Each line from the one that contains "Output a JSON" to the end of the material must be set down exactly, and no line before it.
══════════════════════════════
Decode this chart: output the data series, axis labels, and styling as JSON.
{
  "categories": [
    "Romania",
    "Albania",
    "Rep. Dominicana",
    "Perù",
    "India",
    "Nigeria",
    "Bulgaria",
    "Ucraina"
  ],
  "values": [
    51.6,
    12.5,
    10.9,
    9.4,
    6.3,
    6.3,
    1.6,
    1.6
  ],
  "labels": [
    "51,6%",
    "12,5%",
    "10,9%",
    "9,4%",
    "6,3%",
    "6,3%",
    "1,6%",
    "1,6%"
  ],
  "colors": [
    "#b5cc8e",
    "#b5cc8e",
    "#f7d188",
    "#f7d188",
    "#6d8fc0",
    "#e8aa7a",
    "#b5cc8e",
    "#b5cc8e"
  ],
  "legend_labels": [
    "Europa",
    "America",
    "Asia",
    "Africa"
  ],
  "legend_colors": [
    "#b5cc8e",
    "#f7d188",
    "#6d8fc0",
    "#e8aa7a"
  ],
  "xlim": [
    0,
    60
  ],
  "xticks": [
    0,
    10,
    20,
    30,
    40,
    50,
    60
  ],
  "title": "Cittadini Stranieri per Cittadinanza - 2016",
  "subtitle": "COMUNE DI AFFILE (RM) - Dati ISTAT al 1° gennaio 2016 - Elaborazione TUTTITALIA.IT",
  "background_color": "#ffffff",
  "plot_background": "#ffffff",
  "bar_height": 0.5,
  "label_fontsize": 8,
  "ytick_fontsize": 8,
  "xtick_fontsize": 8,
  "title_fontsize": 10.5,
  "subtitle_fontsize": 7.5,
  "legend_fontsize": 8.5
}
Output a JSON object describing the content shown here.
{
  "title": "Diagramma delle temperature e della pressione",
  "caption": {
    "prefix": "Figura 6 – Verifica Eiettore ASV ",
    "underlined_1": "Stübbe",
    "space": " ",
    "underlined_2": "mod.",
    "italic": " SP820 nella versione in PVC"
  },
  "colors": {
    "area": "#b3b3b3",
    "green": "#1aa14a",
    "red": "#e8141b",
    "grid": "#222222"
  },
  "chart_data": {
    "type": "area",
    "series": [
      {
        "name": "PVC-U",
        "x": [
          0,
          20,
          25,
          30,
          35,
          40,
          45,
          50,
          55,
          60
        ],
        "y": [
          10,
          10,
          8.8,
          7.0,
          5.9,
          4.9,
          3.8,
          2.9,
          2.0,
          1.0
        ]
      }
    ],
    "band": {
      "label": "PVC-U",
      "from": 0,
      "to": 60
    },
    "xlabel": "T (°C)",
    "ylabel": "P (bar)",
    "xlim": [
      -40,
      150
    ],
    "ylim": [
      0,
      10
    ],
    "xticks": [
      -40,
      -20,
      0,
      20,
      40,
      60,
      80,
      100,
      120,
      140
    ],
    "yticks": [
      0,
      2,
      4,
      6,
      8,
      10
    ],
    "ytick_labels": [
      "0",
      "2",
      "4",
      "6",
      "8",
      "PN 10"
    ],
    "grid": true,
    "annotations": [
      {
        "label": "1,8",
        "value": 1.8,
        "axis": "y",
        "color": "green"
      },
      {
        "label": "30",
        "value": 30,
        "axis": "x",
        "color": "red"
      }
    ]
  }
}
══════════════════════════════
• _Exercise output_:
Output a JSON object describing the content shown here.
{
  "title": "Diagramma delle temperature e della pressione",
  "caption": {
    "prefix": "Figura 6 – Verifica Eiettore ASV ",
    "underlined_1": "Stübbe",
    "space": " ",
    "underlined_2": "mod.",
    "italic": " SP820 nella versione in PVC"
  },
  "colors": {
    "area": "#b3b3b3",
    "green": "#1aa14a",
    "red": "#e8141b",
    "grid": "#222222"
  },
  "chart_data": {
    "type": "area",
    "series": [
      {
        "name": "PVC-U",
        "x": [
          0,
          20,
          25,
          30,
          35,
          40,
          45,
          50,
          55,
          60
        ],
        "y": [
          10,
          10,
          8.8,
          7.0,
          5.9,
          4.9,
          3.8,
          2.9,
          2.0,
          1.0
        ]
      }
    ],
    "band": {
      "label": "PVC-U",
      "from": 0,
      "to": 60
    },
    "xlabel": "T (°C)",
    "ylabel": "P (bar)",
    "xlim": [
      -40,
      150
    ],
    "ylim": [
      0,
      10
    ],
    "xticks": [
      -40,
      -20,
      0,
      20,
      40,
      60,
      80,
      100,
      120,
      140
    ],
    "yticks": [
      0,
      2,
      4,
      6,
      8,
      10
    ],
    "ytick_labels": [
      "0",
      "2",
      "4",
      "6",
      "8",
      "PN 10"
    ],
    "grid": true,
    "annotations": [
      {
        "label": "1,8",
        "value": 1.8,
        "axis": "y",
        "color": "green"
      },
      {
        "label": "30",
        "value": 30,
        "axis": "x",
        "color": "red"
      }
    ]
  }
}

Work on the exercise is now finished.